** Exercise data **
+ + + + +
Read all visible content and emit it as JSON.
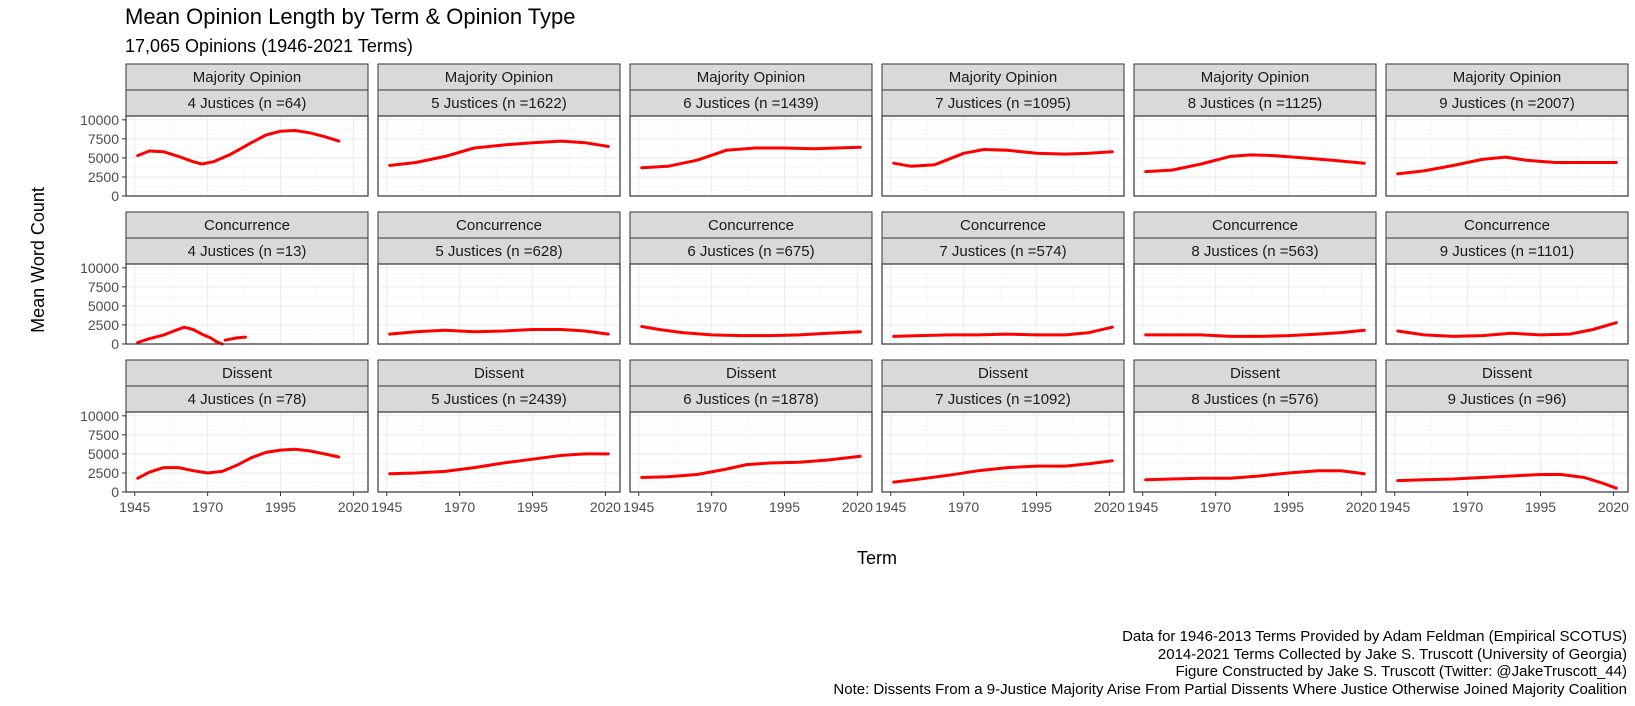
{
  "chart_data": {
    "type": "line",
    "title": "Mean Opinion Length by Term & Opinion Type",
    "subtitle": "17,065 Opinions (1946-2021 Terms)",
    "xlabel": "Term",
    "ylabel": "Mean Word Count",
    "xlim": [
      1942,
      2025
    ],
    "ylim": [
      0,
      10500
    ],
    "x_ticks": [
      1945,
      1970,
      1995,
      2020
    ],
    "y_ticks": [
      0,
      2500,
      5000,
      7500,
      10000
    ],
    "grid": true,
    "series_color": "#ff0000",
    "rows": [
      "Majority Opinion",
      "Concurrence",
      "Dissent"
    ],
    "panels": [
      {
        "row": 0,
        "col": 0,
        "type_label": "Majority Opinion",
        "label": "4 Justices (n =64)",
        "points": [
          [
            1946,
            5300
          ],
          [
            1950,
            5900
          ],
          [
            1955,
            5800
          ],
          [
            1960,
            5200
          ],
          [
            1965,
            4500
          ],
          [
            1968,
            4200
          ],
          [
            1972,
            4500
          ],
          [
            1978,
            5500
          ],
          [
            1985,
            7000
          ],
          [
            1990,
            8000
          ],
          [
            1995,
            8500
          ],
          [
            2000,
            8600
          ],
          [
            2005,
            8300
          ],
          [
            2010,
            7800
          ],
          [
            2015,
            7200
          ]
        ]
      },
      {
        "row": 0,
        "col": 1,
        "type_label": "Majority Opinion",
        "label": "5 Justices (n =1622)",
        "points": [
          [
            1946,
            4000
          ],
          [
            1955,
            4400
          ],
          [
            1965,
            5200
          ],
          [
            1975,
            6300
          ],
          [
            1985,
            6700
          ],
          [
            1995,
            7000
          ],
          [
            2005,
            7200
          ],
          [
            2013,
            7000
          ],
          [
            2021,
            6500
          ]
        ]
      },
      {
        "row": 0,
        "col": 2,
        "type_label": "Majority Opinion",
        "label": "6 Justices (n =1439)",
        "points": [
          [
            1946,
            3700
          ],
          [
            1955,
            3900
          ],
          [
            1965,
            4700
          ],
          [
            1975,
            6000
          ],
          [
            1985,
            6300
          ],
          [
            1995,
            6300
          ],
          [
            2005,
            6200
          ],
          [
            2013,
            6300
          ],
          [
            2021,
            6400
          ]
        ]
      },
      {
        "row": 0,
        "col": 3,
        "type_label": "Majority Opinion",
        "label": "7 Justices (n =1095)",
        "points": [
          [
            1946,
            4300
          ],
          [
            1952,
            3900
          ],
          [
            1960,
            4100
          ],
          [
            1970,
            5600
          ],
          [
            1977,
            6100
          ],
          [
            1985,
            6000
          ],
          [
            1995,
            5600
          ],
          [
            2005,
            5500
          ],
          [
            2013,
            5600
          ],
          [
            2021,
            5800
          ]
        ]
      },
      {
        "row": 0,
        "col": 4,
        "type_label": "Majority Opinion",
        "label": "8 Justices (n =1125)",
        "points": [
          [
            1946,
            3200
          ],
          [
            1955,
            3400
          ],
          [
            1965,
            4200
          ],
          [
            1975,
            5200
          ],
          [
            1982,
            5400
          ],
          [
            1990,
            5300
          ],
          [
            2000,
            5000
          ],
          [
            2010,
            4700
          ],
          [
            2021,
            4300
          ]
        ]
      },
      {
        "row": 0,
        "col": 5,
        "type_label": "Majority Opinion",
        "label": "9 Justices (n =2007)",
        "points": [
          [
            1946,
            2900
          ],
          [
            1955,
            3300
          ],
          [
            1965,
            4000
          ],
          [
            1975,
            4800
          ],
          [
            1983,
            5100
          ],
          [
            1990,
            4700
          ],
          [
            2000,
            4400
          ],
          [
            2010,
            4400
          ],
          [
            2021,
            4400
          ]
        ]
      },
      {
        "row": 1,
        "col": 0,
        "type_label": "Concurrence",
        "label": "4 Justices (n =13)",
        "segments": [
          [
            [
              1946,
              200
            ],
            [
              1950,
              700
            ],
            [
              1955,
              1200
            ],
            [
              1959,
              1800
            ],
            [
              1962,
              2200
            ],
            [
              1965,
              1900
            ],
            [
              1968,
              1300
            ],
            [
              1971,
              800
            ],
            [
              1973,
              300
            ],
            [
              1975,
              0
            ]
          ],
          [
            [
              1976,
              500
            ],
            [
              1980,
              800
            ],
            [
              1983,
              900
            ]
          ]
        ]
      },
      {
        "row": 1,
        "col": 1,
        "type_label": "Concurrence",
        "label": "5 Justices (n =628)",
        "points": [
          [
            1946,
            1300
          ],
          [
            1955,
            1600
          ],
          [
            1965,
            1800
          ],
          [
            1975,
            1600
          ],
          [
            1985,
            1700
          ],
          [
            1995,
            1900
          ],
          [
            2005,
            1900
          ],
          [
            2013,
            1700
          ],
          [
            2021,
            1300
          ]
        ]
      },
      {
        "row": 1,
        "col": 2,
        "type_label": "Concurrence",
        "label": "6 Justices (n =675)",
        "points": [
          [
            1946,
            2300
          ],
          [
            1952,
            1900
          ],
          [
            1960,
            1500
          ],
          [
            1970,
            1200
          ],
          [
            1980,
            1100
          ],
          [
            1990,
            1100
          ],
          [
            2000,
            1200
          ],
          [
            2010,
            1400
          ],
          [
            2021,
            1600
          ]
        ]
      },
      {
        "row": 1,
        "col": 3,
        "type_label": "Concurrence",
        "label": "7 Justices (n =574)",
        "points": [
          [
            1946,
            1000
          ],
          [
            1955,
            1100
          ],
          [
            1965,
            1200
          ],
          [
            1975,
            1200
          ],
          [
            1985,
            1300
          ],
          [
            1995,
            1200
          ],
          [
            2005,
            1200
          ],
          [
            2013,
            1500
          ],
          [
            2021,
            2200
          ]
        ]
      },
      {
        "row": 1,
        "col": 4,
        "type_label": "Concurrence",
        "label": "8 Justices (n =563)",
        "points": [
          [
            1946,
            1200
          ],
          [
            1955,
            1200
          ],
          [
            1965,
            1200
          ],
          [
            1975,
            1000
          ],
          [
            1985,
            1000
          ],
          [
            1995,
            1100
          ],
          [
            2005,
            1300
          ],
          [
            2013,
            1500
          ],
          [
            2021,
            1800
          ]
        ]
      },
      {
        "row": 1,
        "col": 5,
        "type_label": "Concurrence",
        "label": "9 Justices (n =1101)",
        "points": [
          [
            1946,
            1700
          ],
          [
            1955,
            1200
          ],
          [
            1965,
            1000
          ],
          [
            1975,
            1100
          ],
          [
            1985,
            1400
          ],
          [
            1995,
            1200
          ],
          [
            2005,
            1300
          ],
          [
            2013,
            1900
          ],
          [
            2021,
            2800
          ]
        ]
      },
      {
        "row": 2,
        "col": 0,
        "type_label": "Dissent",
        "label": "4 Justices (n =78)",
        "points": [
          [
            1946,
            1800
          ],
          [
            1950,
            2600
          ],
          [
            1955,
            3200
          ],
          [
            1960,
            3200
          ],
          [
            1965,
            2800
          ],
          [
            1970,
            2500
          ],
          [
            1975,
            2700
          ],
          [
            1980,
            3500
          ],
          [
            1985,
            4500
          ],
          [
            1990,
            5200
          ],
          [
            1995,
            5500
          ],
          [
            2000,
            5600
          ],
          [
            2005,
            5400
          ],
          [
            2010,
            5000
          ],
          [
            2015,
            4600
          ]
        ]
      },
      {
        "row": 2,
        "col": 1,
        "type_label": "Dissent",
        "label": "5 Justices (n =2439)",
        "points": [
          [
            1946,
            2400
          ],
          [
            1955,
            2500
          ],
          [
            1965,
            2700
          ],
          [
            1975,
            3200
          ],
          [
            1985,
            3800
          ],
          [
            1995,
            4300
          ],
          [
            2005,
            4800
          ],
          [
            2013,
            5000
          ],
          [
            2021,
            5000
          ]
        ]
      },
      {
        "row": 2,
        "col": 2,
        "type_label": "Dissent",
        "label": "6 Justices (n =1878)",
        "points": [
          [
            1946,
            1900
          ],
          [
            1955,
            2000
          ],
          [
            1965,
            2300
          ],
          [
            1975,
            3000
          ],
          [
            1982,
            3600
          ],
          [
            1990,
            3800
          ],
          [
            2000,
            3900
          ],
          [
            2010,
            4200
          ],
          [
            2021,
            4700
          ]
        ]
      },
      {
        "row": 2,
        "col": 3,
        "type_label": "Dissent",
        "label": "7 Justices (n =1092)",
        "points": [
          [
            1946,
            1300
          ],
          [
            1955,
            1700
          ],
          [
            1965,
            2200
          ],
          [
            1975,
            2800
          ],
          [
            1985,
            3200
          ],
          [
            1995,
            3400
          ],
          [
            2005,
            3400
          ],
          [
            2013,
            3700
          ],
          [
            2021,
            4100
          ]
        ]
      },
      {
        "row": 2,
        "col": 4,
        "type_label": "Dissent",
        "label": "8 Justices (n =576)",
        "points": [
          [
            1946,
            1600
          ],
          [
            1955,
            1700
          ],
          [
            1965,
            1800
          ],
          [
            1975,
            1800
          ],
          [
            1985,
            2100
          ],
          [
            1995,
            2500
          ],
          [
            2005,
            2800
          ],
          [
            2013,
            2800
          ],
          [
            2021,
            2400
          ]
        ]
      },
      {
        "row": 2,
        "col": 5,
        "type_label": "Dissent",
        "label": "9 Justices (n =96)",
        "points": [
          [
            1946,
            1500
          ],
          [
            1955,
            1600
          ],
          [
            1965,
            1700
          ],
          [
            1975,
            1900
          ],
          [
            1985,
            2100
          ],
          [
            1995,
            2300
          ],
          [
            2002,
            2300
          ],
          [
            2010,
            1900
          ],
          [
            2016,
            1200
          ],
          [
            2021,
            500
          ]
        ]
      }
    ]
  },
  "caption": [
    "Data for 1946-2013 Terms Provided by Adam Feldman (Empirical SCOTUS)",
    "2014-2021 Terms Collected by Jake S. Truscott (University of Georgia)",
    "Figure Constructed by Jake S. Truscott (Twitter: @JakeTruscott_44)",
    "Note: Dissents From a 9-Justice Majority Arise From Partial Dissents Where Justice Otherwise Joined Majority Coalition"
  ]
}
+ + + + +
** What you need to do **
Say how many lines in the records contain the string "Mean", and say nothing else.

** Result of the exercise **
2